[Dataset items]
----

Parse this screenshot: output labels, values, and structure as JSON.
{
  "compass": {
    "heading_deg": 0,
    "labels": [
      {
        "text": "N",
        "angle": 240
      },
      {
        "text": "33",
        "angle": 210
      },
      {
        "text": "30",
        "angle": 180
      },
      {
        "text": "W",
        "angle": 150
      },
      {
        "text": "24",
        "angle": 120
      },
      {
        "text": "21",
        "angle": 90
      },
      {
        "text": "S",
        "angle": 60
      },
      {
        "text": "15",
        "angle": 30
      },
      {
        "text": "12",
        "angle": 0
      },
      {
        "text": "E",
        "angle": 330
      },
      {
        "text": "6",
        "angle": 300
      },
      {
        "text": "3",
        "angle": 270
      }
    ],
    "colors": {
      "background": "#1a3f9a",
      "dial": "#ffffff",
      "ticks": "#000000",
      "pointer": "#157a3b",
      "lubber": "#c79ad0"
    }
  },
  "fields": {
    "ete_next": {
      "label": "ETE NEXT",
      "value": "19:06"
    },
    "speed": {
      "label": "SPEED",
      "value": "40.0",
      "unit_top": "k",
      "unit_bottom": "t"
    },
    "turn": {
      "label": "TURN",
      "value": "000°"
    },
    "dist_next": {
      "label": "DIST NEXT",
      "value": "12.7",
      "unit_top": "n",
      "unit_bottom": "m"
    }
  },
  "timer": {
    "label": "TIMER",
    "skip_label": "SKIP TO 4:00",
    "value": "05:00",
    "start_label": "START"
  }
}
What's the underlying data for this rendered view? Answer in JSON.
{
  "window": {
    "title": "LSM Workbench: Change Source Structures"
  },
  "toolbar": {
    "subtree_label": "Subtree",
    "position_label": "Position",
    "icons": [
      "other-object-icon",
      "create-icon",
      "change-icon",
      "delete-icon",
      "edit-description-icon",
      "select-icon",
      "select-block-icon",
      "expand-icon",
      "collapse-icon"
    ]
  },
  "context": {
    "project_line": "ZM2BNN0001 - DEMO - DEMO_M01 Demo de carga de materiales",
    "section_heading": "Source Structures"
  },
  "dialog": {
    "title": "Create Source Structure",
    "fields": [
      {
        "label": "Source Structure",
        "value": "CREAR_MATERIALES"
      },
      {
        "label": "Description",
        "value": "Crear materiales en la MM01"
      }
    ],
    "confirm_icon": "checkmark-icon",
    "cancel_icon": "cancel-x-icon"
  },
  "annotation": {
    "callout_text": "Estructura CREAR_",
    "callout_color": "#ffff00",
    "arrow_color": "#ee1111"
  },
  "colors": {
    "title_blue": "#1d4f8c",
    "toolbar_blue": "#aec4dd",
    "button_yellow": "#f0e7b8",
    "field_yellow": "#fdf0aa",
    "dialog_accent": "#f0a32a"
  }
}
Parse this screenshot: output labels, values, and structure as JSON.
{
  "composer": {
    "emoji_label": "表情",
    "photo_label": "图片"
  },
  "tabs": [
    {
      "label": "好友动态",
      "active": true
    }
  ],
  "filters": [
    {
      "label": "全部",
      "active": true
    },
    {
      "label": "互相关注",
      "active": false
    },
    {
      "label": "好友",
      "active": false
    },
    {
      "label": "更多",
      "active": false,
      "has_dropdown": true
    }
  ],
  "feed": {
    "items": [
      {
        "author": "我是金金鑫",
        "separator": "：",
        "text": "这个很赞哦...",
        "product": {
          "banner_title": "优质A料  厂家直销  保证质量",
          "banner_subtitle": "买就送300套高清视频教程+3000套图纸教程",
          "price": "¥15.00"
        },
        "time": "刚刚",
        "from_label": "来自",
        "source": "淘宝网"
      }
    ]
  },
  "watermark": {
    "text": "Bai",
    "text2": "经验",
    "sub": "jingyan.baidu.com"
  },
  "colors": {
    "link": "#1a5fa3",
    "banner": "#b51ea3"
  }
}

----

Brief.
Please output the entries above, every line exactly as it reads.

Correct response.
Parse this screenshot: output labels, values, and structure as JSON.
{
  "compass": {
    "heading_deg": 0,
    "labels": [
      {
        "text": "N",
        "angle": 240
      },
      {
        "text": "33",
        "angle": 210
      },
      {
        "text": "30",
        "angle": 180
      },
      {
        "text": "W",
        "angle": 150
      },
      {
        "text": "24",
        "angle": 120
      },
      {
        "text": "21",
        "angle": 90
      },
      {
        "text": "S",
        "angle": 60
      },
      {
        "text": "15",
        "angle": 30
      },
      {
        "text": "12",
        "angle": 0
      },
      {
        "text": "E",
        "angle": 330
      },
      {
        "text": "6",
        "angle": 300
      },
      {
        "text": "3",
        "angle": 270
      }
    ],
    "colors": {
      "background": "#1a3f9a",
      "dial": "#ffffff",
      "ticks": "#000000",
      "pointer": "#157a3b",
      "lubber": "#c79ad0"
    }
  },
  "fields": {
    "ete_next": {
      "label": "ETE NEXT",
      "value": "19:06"
    },
    "speed": {
      "label": "SPEED",
      "value": "40.0",
      "unit_top": "k",
      "unit_bottom": "t"
    },
    "turn": {
      "label": "TURN",
      "value": "000°"
    },
    "dist_next": {
      "label": "DIST NEXT",
      "value": "12.7",
      "unit_top": "n",
      "unit_bottom": "m"
    }
  },
  "timer": {
    "label": "TIMER",
    "skip_label": "SKIP TO 4:00",
    "value": "05:00",
    "start_label": "START"
  }
}
What's the underlying data for this rendered view? Answer in JSON.
{
  "window": {
    "title": "LSM Workbench: Change Source Structures"
  },
  "toolbar": {
    "subtree_label": "Subtree",
    "position_label": "Position",
    "icons": [
      "other-object-icon",
      "create-icon",
      "change-icon",
      "delete-icon",
      "edit-description-icon",
      "select-icon",
      "select-block-icon",
      "expand-icon",
      "collapse-icon"
    ]
  },
  "context": {
    "project_line": "ZM2BNN0001 - DEMO - DEMO_M01 Demo de carga de materiales",
    "section_heading": "Source Structures"
  },
  "dialog": {
    "title": "Create Source Structure",
    "fields": [
      {
        "label": "Source Structure",
        "value": "CREAR_MATERIALES"
      },
      {
        "label": "Description",
        "value": "Crear materiales en la MM01"
      }
    ],
    "confirm_icon": "checkmark-icon",
    "cancel_icon": "cancel-x-icon"
  },
  "annotation": {
    "callout_text": "Estructura CREAR_",
    "callout_color": "#ffff00",
    "arrow_color": "#ee1111"
  },
  "colors": {
    "title_blue": "#1d4f8c",
    "toolbar_blue": "#aec4dd",
    "button_yellow": "#f0e7b8",
    "field_yellow": "#fdf0aa",
    "dialog_accent": "#f0a32a"
  }
}
Parse this screenshot: output labels, values, and structure as JSON.
{
  "composer": {
    "emoji_label": "表情",
    "photo_label": "图片"
  },
  "tabs": [
    {
      "label": "好友动态",
      "active": true
    }
  ],
  "filters": [
    {
      "label": "全部",
      "active": true
    },
    {
      "label": "互相关注",
      "active": false
    },
    {
      "label": "好友",
      "active": false
    },
    {
      "label": "更多",
      "active": false,
      "has_dropdown": true
    }
  ],
  "feed": {
    "items": [
      {
        "author": "我是金金鑫",
        "separator": "：",
        "text": "这个很赞哦...",
        "product": {
          "banner_title": "优质A料  厂家直销  保证质量",
          "banner_subtitle": "买就送300套高清视频教程+3000套图纸教程",
          "price": "¥15.00"
        },
        "time": "刚刚",
        "from_label": "来自",
        "source": "淘宝网"
      }
    ]
  },
  "watermark": {
    "text": "Bai",
    "text2": "经验",
    "sub": "jingyan.baidu.com"
  },
  "colors": {
    "link": "#1a5fa3",
    "banner": "#b51ea3"
  }
}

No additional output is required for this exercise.